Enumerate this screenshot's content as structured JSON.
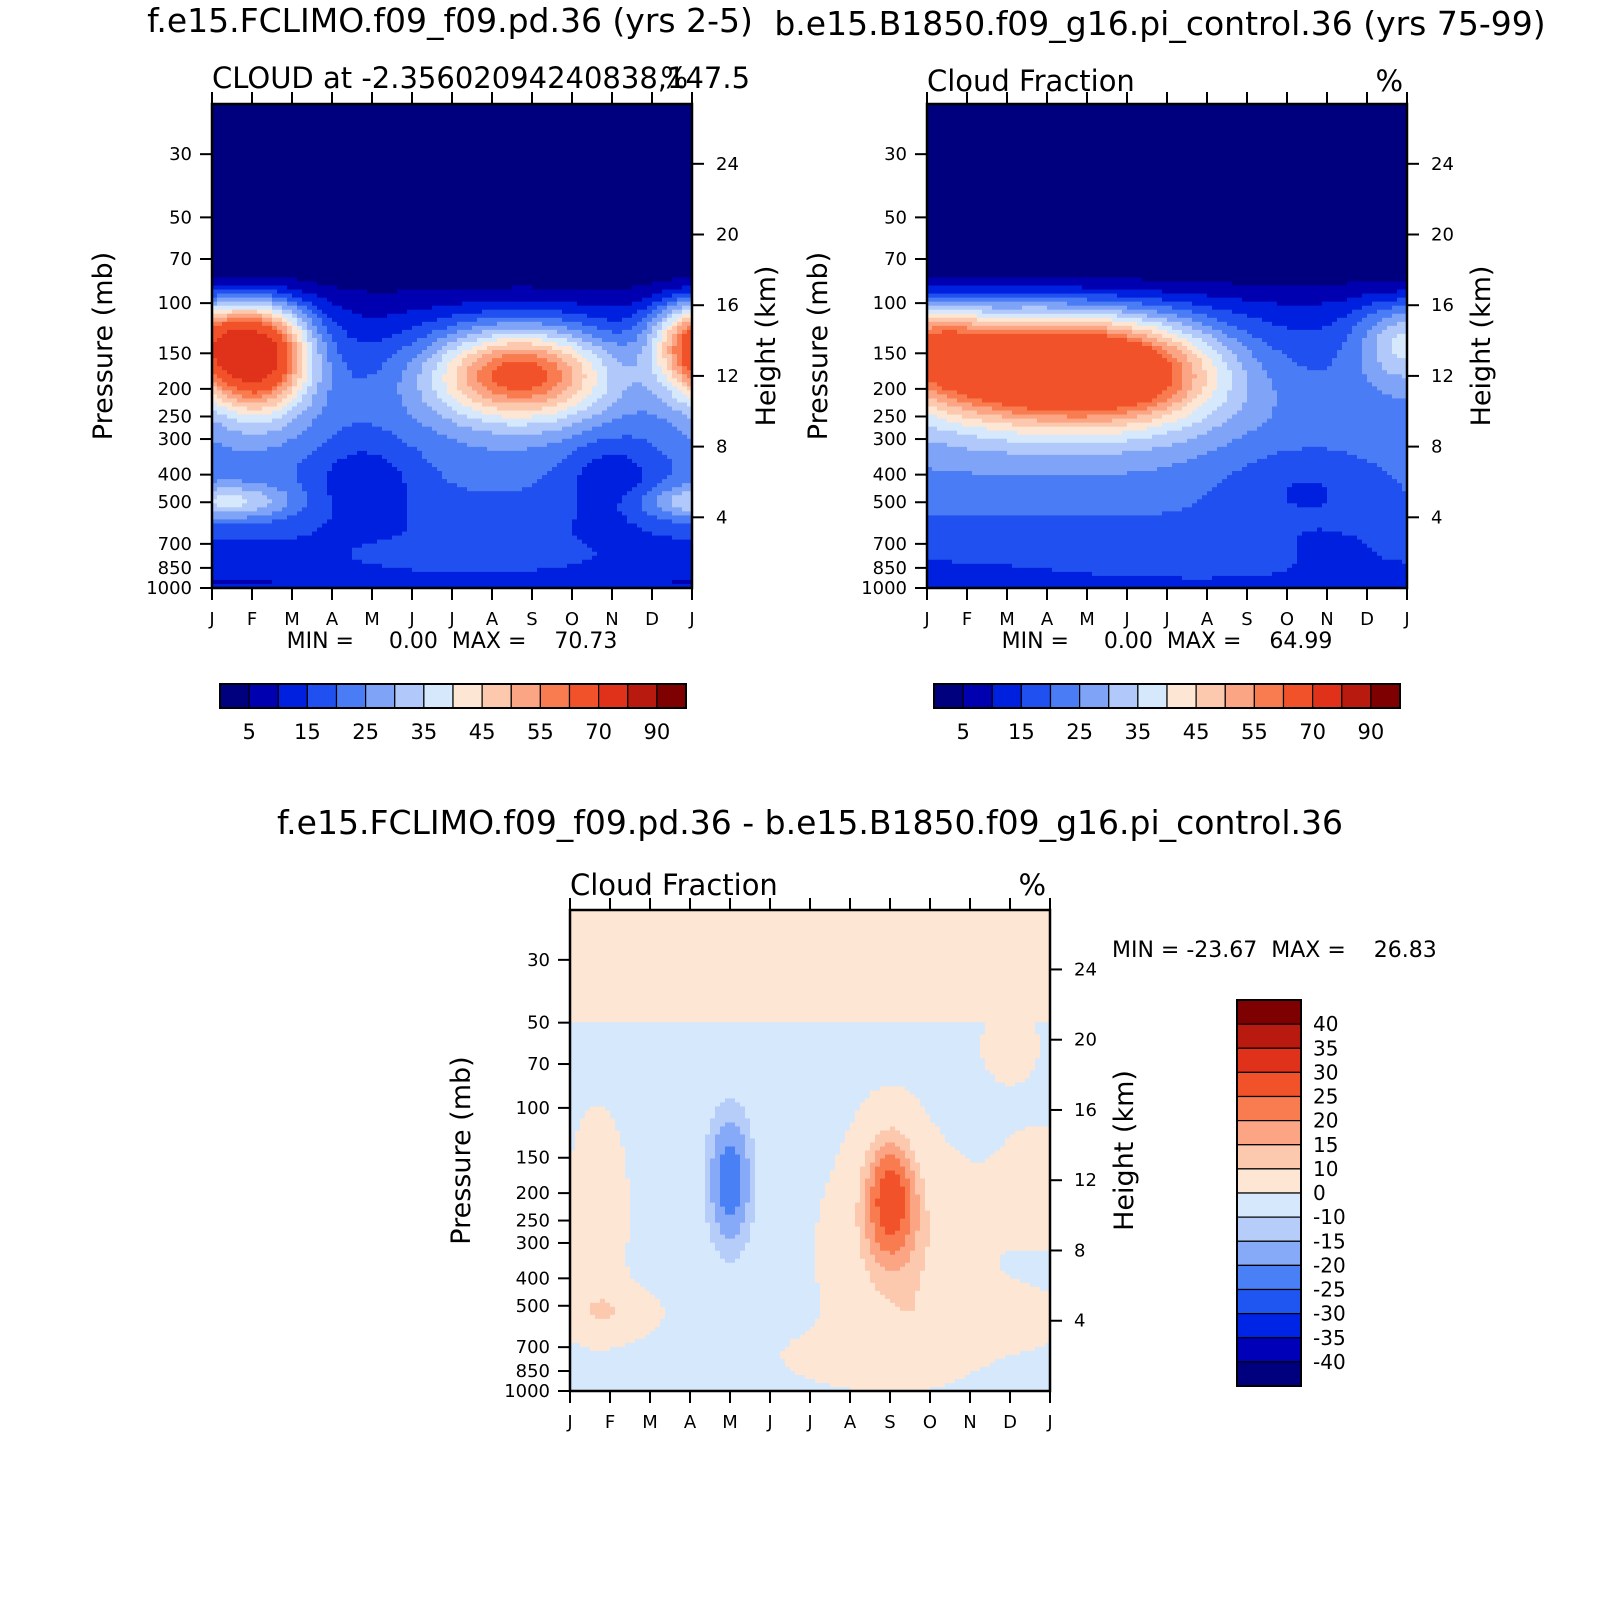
{
  "chart_data": [
    {
      "type": "heatmap",
      "title": "f.e15.FCLIMO.f09_f09.pd.36 (yrs 2-5)",
      "subtitle_left": "CLOUD at -2.35602094240838,147.5",
      "subtitle_right": "%",
      "ylabel": "Pressure (mb)",
      "ylabel_right": "Height (km)",
      "x_ticks": [
        "J",
        "F",
        "M",
        "A",
        "M",
        "J",
        "J",
        "A",
        "S",
        "O",
        "N",
        "D",
        "J"
      ],
      "y_ticks": [
        30,
        50,
        70,
        100,
        150,
        200,
        250,
        300,
        400,
        500,
        700,
        850,
        1000
      ],
      "y_right_ticks": [
        24,
        20,
        16,
        12,
        8,
        4
      ],
      "y_scale": "log",
      "ylim": [
        1000,
        20
      ],
      "stats": "MIN =     0.00  MAX =    70.73",
      "colorbar_labels": [
        "5",
        "15",
        "25",
        "35",
        "45",
        "55",
        "70",
        "90"
      ],
      "levels": [
        0,
        5,
        10,
        15,
        20,
        25,
        30,
        35,
        40,
        45,
        50,
        55,
        60,
        70,
        80,
        90
      ],
      "colors": [
        "#00007f",
        "#0000b0",
        "#0020e0",
        "#2050f0",
        "#4a7cf5",
        "#7fa4f7",
        "#b0c8fa",
        "#d6e8fb",
        "#fde6d4",
        "#fcc8ae",
        "#fba584",
        "#f97c50",
        "#f2522a",
        "#e0321a",
        "#b81a10",
        "#7f0000"
      ],
      "lat": -2.35602094240838,
      "lon": 147.5,
      "stats_min": 0.0,
      "stats_max": 70.73,
      "features": [
        {
          "kind": "max",
          "month": 1.0,
          "p": 145,
          "value": 70
        },
        {
          "kind": "max",
          "month": 8.0,
          "p": 180,
          "value": 58
        },
        {
          "kind": "max",
          "month": 12.0,
          "p": 135,
          "value": 60
        },
        {
          "kind": "min",
          "month": 3.7,
          "p": 420,
          "value": 12
        },
        {
          "kind": "min",
          "month": 10.0,
          "p": 420,
          "value": 12
        }
      ]
    },
    {
      "type": "heatmap",
      "title": "b.e15.B1850.f09_g16.pi_control.36 (yrs 75-99)",
      "subtitle_left": "Cloud Fraction",
      "subtitle_right": "%",
      "ylabel": "Pressure (mb)",
      "ylabel_right": "Height (km)",
      "x_ticks": [
        "J",
        "F",
        "M",
        "A",
        "M",
        "J",
        "J",
        "A",
        "S",
        "O",
        "N",
        "D",
        "J"
      ],
      "y_ticks": [
        30,
        50,
        70,
        100,
        150,
        200,
        250,
        300,
        400,
        500,
        700,
        850,
        1000
      ],
      "y_right_ticks": [
        24,
        20,
        16,
        12,
        8,
        4
      ],
      "y_scale": "log",
      "ylim": [
        1000,
        20
      ],
      "stats": "MIN =     0.00  MAX =    64.99",
      "colorbar_labels": [
        "5",
        "15",
        "25",
        "35",
        "45",
        "55",
        "70",
        "90"
      ],
      "levels": [
        0,
        5,
        10,
        15,
        20,
        25,
        30,
        35,
        40,
        45,
        50,
        55,
        60,
        70,
        80,
        90
      ],
      "colors": [
        "#00007f",
        "#0000b0",
        "#0020e0",
        "#2050f0",
        "#4a7cf5",
        "#7fa4f7",
        "#b0c8fa",
        "#d6e8fb",
        "#fde6d4",
        "#fcc8ae",
        "#fba584",
        "#f97c50",
        "#f2522a",
        "#e0321a",
        "#b81a10",
        "#7f0000"
      ],
      "stats_min": 0.0,
      "stats_max": 64.99
    },
    {
      "type": "heatmap",
      "title": "f.e15.FCLIMO.f09_f09.pd.36 - b.e15.B1850.f09_g16.pi_control.36",
      "subtitle_left": "Cloud Fraction",
      "subtitle_right": "%",
      "ylabel": "Pressure (mb)",
      "ylabel_right": "Height (km)",
      "x_ticks": [
        "J",
        "F",
        "M",
        "A",
        "M",
        "J",
        "J",
        "A",
        "S",
        "O",
        "N",
        "D",
        "J"
      ],
      "y_ticks": [
        30,
        50,
        70,
        100,
        150,
        200,
        250,
        300,
        400,
        500,
        700,
        850,
        1000
      ],
      "y_right_ticks": [
        24,
        20,
        16,
        12,
        8,
        4
      ],
      "y_scale": "log",
      "ylim": [
        1000,
        20
      ],
      "stats": "MIN = -23.67  MAX =    26.83",
      "colorbar_labels": [
        "40",
        "35",
        "30",
        "25",
        "20",
        "15",
        "10",
        "0",
        "-10",
        "-15",
        "-20",
        "-25",
        "-30",
        "-35",
        "-40"
      ],
      "levels": [
        -40,
        -35,
        -30,
        -25,
        -20,
        -15,
        -10,
        0,
        10,
        15,
        20,
        25,
        30,
        35,
        40
      ],
      "colors": [
        "#00007f",
        "#0000b8",
        "#0024e6",
        "#1f56f2",
        "#4a80f6",
        "#86aaf8",
        "#b6cdfa",
        "#d6e8fb",
        "#fde6d4",
        "#fcc8ae",
        "#fba584",
        "#f97c50",
        "#f2522a",
        "#e0321a",
        "#b81a10",
        "#7f0000"
      ],
      "stats_min": -23.67,
      "stats_max": 26.83
    }
  ]
}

☆ ☆ ☆ ☆ ☆

> Task to complete:
Quote the material in full and exactly; do not carry over its pictures.

> Output:
Enumerate this screenshot's content as structured JSON.
{
  "chart_data": [
    {
      "type": "heatmap",
      "title": "f.e15.FCLIMO.f09_f09.pd.36 (yrs 2-5)",
      "subtitle_left": "CLOUD at -2.35602094240838,147.5",
      "subtitle_right": "%",
      "ylabel": "Pressure (mb)",
      "ylabel_right": "Height (km)",
      "x_ticks": [
        "J",
        "F",
        "M",
        "A",
        "M",
        "J",
        "J",
        "A",
        "S",
        "O",
        "N",
        "D",
        "J"
      ],
      "y_ticks": [
        30,
        50,
        70,
        100,
        150,
        200,
        250,
        300,
        400,
        500,
        700,
        850,
        1000
      ],
      "y_right_ticks": [
        24,
        20,
        16,
        12,
        8,
        4
      ],
      "y_scale": "log",
      "ylim": [
        1000,
        20
      ],
      "stats": "MIN =     0.00  MAX =    70.73",
      "colorbar_labels": [
        "5",
        "15",
        "25",
        "35",
        "45",
        "55",
        "70",
        "90"
      ],
      "levels": [
        0,
        5,
        10,
        15,
        20,
        25,
        30,
        35,
        40,
        45,
        50,
        55,
        60,
        70,
        80,
        90
      ],
      "colors": [
        "#00007f",
        "#0000b0",
        "#0020e0",
        "#2050f0",
        "#4a7cf5",
        "#7fa4f7",
        "#b0c8fa",
        "#d6e8fb",
        "#fde6d4",
        "#fcc8ae",
        "#fba584",
        "#f97c50",
        "#f2522a",
        "#e0321a",
        "#b81a10",
        "#7f0000"
      ],
      "lat": -2.35602094240838,
      "lon": 147.5,
      "stats_min": 0.0,
      "stats_max": 70.73,
      "features": [
        {
          "kind": "max",
          "month": 1.0,
          "p": 145,
          "value": 70
        },
        {
          "kind": "max",
          "month": 8.0,
          "p": 180,
          "value": 58
        },
        {
          "kind": "max",
          "month": 12.0,
          "p": 135,
          "value": 60
        },
        {
          "kind": "min",
          "month": 3.7,
          "p": 420,
          "value": 12
        },
        {
          "kind": "min",
          "month": 10.0,
          "p": 420,
          "value": 12
        }
      ]
    },
    {
      "type": "heatmap",
      "title": "b.e15.B1850.f09_g16.pi_control.36 (yrs 75-99)",
      "subtitle_left": "Cloud Fraction",
      "subtitle_right": "%",
      "ylabel": "Pressure (mb)",
      "ylabel_right": "Height (km)",
      "x_ticks": [
        "J",
        "F",
        "M",
        "A",
        "M",
        "J",
        "J",
        "A",
        "S",
        "O",
        "N",
        "D",
        "J"
      ],
      "y_ticks": [
        30,
        50,
        70,
        100,
        150,
        200,
        250,
        300,
        400,
        500,
        700,
        850,
        1000
      ],
      "y_right_ticks": [
        24,
        20,
        16,
        12,
        8,
        4
      ],
      "y_scale": "log",
      "ylim": [
        1000,
        20
      ],
      "stats": "MIN =     0.00  MAX =    64.99",
      "colorbar_labels": [
        "5",
        "15",
        "25",
        "35",
        "45",
        "55",
        "70",
        "90"
      ],
      "levels": [
        0,
        5,
        10,
        15,
        20,
        25,
        30,
        35,
        40,
        45,
        50,
        55,
        60,
        70,
        80,
        90
      ],
      "colors": [
        "#00007f",
        "#0000b0",
        "#0020e0",
        "#2050f0",
        "#4a7cf5",
        "#7fa4f7",
        "#b0c8fa",
        "#d6e8fb",
        "#fde6d4",
        "#fcc8ae",
        "#fba584",
        "#f97c50",
        "#f2522a",
        "#e0321a",
        "#b81a10",
        "#7f0000"
      ],
      "stats_min": 0.0,
      "stats_max": 64.99
    },
    {
      "type": "heatmap",
      "title": "f.e15.FCLIMO.f09_f09.pd.36 - b.e15.B1850.f09_g16.pi_control.36",
      "subtitle_left": "Cloud Fraction",
      "subtitle_right": "%",
      "ylabel": "Pressure (mb)",
      "ylabel_right": "Height (km)",
      "x_ticks": [
        "J",
        "F",
        "M",
        "A",
        "M",
        "J",
        "J",
        "A",
        "S",
        "O",
        "N",
        "D",
        "J"
      ],
      "y_ticks": [
        30,
        50,
        70,
        100,
        150,
        200,
        250,
        300,
        400,
        500,
        700,
        850,
        1000
      ],
      "y_right_ticks": [
        24,
        20,
        16,
        12,
        8,
        4
      ],
      "y_scale": "log",
      "ylim": [
        1000,
        20
      ],
      "stats": "MIN = -23.67  MAX =    26.83",
      "colorbar_labels": [
        "40",
        "35",
        "30",
        "25",
        "20",
        "15",
        "10",
        "0",
        "-10",
        "-15",
        "-20",
        "-25",
        "-30",
        "-35",
        "-40"
      ],
      "levels": [
        -40,
        -35,
        -30,
        -25,
        -20,
        -15,
        -10,
        0,
        10,
        15,
        20,
        25,
        30,
        35,
        40
      ],
      "colors": [
        "#00007f",
        "#0000b8",
        "#0024e6",
        "#1f56f2",
        "#4a80f6",
        "#86aaf8",
        "#b6cdfa",
        "#d6e8fb",
        "#fde6d4",
        "#fcc8ae",
        "#fba584",
        "#f97c50",
        "#f2522a",
        "#e0321a",
        "#b81a10",
        "#7f0000"
      ],
      "stats_min": -23.67,
      "stats_max": 26.83
    }
  ]
}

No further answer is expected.